Stated task:
Check each line of the records for "format"; collect those that have it.

Given data:

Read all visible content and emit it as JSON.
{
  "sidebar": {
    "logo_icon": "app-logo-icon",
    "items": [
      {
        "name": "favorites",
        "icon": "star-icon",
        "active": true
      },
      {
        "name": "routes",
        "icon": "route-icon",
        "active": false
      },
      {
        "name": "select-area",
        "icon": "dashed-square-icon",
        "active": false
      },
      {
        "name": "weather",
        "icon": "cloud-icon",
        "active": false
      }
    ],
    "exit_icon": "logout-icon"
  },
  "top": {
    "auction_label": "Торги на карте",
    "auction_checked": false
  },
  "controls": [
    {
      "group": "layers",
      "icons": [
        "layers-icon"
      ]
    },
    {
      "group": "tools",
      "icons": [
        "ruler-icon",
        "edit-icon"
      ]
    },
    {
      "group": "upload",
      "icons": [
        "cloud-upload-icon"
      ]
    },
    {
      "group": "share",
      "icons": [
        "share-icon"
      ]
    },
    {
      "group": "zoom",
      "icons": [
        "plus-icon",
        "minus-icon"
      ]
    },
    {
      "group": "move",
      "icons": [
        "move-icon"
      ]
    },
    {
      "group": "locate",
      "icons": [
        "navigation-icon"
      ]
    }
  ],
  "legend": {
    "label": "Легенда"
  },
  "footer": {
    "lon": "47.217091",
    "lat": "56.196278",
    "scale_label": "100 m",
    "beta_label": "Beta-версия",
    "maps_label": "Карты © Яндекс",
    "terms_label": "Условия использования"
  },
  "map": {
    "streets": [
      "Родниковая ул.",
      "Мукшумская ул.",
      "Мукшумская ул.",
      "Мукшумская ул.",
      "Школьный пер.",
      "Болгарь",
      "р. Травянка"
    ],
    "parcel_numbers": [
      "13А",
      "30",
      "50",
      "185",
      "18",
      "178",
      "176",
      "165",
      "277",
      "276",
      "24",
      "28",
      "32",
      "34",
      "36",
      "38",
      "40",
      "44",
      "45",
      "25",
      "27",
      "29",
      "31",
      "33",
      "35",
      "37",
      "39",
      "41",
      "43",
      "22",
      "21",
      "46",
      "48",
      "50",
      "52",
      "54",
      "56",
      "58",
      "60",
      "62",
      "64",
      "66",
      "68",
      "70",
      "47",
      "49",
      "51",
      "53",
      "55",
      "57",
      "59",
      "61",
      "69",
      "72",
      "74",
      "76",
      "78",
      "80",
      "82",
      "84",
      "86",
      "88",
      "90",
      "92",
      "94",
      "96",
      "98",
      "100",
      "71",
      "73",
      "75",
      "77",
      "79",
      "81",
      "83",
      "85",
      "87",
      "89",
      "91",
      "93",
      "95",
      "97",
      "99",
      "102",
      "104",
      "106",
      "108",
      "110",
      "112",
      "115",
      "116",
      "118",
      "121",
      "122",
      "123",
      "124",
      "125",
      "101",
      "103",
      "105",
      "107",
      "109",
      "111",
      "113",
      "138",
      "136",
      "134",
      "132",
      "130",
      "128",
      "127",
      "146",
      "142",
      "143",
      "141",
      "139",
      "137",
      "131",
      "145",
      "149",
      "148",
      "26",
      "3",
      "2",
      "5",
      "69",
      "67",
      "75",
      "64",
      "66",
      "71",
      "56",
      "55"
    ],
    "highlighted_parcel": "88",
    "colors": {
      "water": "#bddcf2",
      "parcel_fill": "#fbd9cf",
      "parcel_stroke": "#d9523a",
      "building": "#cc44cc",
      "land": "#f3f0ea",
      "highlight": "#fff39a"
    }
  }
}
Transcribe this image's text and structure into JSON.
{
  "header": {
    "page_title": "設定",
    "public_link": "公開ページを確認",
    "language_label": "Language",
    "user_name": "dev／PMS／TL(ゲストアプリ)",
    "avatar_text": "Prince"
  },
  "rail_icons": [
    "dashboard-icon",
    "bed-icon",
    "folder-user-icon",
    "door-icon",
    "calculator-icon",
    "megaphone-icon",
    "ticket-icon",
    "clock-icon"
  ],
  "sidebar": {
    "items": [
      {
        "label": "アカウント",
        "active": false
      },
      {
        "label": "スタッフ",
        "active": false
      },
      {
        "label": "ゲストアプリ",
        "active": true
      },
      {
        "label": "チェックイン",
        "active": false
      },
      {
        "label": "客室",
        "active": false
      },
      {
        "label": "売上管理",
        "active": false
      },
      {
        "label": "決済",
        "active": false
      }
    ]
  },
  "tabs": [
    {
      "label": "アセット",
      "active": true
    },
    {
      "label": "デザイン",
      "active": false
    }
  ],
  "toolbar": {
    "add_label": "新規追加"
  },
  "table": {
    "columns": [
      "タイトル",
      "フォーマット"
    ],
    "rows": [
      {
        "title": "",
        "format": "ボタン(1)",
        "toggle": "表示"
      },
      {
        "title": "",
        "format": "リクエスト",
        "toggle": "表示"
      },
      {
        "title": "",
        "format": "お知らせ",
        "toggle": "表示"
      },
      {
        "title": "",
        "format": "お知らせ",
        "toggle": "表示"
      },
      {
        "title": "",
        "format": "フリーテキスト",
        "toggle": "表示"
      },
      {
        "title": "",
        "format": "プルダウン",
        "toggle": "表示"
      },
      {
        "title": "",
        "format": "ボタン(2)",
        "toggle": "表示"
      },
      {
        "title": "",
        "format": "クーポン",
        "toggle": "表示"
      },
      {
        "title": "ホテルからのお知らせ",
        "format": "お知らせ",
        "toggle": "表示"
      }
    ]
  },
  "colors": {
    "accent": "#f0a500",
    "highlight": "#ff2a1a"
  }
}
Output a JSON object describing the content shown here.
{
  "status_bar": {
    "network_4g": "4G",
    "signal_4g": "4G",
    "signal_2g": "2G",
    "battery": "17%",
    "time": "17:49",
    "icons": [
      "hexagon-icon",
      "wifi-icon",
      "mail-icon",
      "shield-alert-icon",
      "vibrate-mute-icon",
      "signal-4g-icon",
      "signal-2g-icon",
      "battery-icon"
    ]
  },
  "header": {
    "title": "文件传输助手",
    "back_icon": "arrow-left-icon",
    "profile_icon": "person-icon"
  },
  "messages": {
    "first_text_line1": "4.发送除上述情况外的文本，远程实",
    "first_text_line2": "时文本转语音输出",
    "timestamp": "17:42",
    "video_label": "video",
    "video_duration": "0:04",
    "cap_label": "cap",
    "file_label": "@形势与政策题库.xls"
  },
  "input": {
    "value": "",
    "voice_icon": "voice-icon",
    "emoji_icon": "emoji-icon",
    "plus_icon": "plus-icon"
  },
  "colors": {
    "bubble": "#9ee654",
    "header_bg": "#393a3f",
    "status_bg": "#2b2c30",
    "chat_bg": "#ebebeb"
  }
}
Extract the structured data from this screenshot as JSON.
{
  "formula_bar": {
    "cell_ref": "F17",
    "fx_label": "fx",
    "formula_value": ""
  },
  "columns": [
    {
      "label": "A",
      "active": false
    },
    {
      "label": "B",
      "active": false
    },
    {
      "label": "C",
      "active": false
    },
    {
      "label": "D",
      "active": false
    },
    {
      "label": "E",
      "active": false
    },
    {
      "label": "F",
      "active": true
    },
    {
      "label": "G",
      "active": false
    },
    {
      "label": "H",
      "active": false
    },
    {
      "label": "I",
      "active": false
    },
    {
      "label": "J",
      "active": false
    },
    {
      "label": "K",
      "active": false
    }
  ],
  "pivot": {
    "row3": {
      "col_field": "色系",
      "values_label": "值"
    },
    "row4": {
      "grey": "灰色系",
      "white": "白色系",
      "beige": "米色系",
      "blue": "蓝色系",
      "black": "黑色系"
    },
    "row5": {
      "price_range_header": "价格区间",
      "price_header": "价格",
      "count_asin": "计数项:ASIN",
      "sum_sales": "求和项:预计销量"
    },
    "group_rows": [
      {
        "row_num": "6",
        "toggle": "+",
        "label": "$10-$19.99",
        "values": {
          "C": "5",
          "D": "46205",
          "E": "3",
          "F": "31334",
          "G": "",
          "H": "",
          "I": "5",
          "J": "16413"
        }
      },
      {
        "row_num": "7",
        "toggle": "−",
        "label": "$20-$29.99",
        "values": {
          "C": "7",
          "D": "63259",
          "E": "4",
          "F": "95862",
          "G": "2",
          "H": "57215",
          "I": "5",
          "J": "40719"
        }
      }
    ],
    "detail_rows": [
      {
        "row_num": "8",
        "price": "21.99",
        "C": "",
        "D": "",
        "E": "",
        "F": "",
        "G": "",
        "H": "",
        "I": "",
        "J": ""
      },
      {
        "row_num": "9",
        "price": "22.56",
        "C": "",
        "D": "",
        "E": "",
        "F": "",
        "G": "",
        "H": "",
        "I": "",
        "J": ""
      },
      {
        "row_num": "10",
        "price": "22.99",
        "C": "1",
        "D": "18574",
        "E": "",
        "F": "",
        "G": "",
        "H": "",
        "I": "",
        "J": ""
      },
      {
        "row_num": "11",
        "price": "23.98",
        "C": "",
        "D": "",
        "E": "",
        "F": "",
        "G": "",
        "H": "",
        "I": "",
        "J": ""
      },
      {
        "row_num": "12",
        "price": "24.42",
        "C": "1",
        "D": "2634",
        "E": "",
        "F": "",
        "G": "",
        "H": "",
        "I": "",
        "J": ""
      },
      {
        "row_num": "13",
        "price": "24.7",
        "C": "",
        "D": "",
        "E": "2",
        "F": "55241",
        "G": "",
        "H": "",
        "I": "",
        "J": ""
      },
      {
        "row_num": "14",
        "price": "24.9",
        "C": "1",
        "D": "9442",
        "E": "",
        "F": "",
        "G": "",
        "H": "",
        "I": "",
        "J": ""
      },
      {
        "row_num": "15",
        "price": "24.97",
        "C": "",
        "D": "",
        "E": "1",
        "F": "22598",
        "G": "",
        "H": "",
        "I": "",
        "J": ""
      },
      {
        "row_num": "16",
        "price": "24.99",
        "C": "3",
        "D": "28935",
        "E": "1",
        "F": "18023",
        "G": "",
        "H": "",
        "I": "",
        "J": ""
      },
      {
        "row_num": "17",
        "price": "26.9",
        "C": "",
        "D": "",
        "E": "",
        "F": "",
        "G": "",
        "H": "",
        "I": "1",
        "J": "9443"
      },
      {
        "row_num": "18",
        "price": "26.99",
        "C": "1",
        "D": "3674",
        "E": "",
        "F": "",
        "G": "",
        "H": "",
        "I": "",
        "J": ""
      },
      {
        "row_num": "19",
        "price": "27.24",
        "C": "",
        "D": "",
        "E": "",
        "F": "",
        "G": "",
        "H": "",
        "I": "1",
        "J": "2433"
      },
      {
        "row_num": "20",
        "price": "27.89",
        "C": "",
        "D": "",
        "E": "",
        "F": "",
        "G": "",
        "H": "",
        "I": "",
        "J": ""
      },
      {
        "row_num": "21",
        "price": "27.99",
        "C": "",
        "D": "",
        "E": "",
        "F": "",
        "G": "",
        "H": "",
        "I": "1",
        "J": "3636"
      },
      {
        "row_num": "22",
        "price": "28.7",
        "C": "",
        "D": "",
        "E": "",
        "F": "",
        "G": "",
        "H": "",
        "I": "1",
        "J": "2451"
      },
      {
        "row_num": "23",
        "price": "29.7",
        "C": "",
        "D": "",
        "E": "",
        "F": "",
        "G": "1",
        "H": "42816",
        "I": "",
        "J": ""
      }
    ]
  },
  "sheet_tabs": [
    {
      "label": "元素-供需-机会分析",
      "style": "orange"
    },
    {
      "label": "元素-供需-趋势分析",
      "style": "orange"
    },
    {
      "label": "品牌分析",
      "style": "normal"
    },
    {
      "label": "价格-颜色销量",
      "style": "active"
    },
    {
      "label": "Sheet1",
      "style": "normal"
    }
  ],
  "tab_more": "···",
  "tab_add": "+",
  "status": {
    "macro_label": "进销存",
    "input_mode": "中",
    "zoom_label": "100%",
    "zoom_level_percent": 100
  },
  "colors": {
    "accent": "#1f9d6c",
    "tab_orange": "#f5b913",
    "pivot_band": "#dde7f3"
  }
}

The output:
        "format": "ボタン(1)",
        "format": "リクエスト",
        "format": "お知らせ",
        "format": "お知らせ",
        "format": "フリーテキスト",
        "format": "プルダウン",
        "format": "ボタン(2)",
        "format": "クーポン",
        "format": "お知らせ",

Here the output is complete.